Dataset records on visual material
— start —

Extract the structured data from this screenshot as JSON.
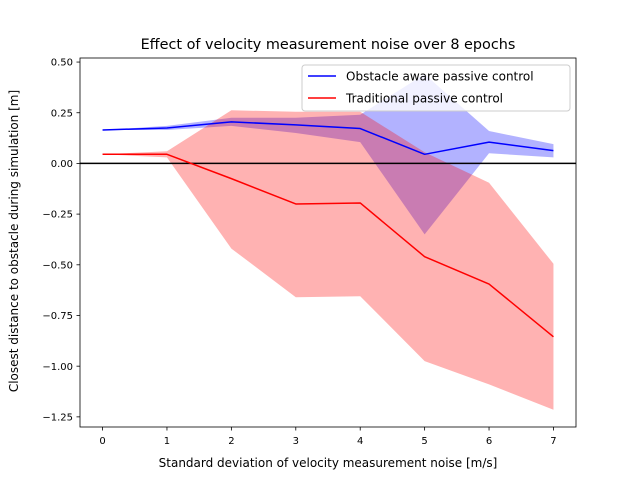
{
  "chart_data": {
    "type": "line",
    "title": "Effect of velocity measurement noise over 8 epochs",
    "xlabel": "Standard deviation of velocity measurement noise [m/s]",
    "ylabel": "Closest distance to obstacle during simulation [m]",
    "xlim": [
      -0.35,
      7.35
    ],
    "ylim": [
      -1.3,
      0.52
    ],
    "xticks": [
      0,
      1,
      2,
      3,
      4,
      5,
      6,
      7
    ],
    "xtick_labels": [
      "0",
      "1",
      "2",
      "3",
      "4",
      "5",
      "6",
      "7"
    ],
    "yticks": [
      0.5,
      0.25,
      0.0,
      -0.25,
      -0.5,
      -0.75,
      -1.0,
      -1.25
    ],
    "ytick_labels": [
      "0.50",
      "0.25",
      "0.00",
      "−0.25",
      "−0.50",
      "−0.75",
      "−1.00",
      "−1.25"
    ],
    "grid": false,
    "legend_position": "top-right",
    "reference_line": {
      "y": 0.0,
      "color": "#000000"
    },
    "x": [
      0,
      1,
      2,
      3,
      4,
      5,
      6,
      7
    ],
    "series": [
      {
        "name": "Obstacle aware passive control",
        "color": "#0000ff",
        "values": [
          0.165,
          0.175,
          0.205,
          0.19,
          0.172,
          0.045,
          0.105,
          0.063
        ],
        "lower": [
          0.165,
          0.165,
          0.185,
          0.15,
          0.105,
          -0.35,
          0.05,
          0.03
        ],
        "upper": [
          0.165,
          0.185,
          0.225,
          0.225,
          0.24,
          0.44,
          0.16,
          0.095
        ]
      },
      {
        "name": "Traditional passive control",
        "color": "#ff0000",
        "values": [
          0.045,
          0.045,
          -0.075,
          -0.2,
          -0.195,
          -0.46,
          -0.595,
          -0.855
        ],
        "lower": [
          0.045,
          0.03,
          -0.42,
          -0.66,
          -0.655,
          -0.975,
          -1.09,
          -1.215
        ],
        "upper": [
          0.045,
          0.06,
          0.262,
          0.255,
          0.255,
          0.055,
          -0.095,
          -0.495
        ]
      }
    ]
  }
}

— end —

=== DIRECTIONS ===
Leave out the pictures and transcribe everything else exactly.

=== SOLUTION TO THIS TASK ===
Extract the structured data from this screenshot as JSON.
{
  "chart_data": {
    "type": "line",
    "title": "Effect of velocity measurement noise over 8 epochs",
    "xlabel": "Standard deviation of velocity measurement noise [m/s]",
    "ylabel": "Closest distance to obstacle during simulation [m]",
    "xlim": [
      -0.35,
      7.35
    ],
    "ylim": [
      -1.3,
      0.52
    ],
    "xticks": [
      0,
      1,
      2,
      3,
      4,
      5,
      6,
      7
    ],
    "xtick_labels": [
      "0",
      "1",
      "2",
      "3",
      "4",
      "5",
      "6",
      "7"
    ],
    "yticks": [
      0.5,
      0.25,
      0.0,
      -0.25,
      -0.5,
      -0.75,
      -1.0,
      -1.25
    ],
    "ytick_labels": [
      "0.50",
      "0.25",
      "0.00",
      "−0.25",
      "−0.50",
      "−0.75",
      "−1.00",
      "−1.25"
    ],
    "grid": false,
    "legend_position": "top-right",
    "reference_line": {
      "y": 0.0,
      "color": "#000000"
    },
    "x": [
      0,
      1,
      2,
      3,
      4,
      5,
      6,
      7
    ],
    "series": [
      {
        "name": "Obstacle aware passive control",
        "color": "#0000ff",
        "values": [
          0.165,
          0.175,
          0.205,
          0.19,
          0.172,
          0.045,
          0.105,
          0.063
        ],
        "lower": [
          0.165,
          0.165,
          0.185,
          0.15,
          0.105,
          -0.35,
          0.05,
          0.03
        ],
        "upper": [
          0.165,
          0.185,
          0.225,
          0.225,
          0.24,
          0.44,
          0.16,
          0.095
        ]
      },
      {
        "name": "Traditional passive control",
        "color": "#ff0000",
        "values": [
          0.045,
          0.045,
          -0.075,
          -0.2,
          -0.195,
          -0.46,
          -0.595,
          -0.855
        ],
        "lower": [
          0.045,
          0.03,
          -0.42,
          -0.66,
          -0.655,
          -0.975,
          -1.09,
          -1.215
        ],
        "upper": [
          0.045,
          0.06,
          0.262,
          0.255,
          0.255,
          0.055,
          -0.095,
          -0.495
        ]
      }
    ]
  }
}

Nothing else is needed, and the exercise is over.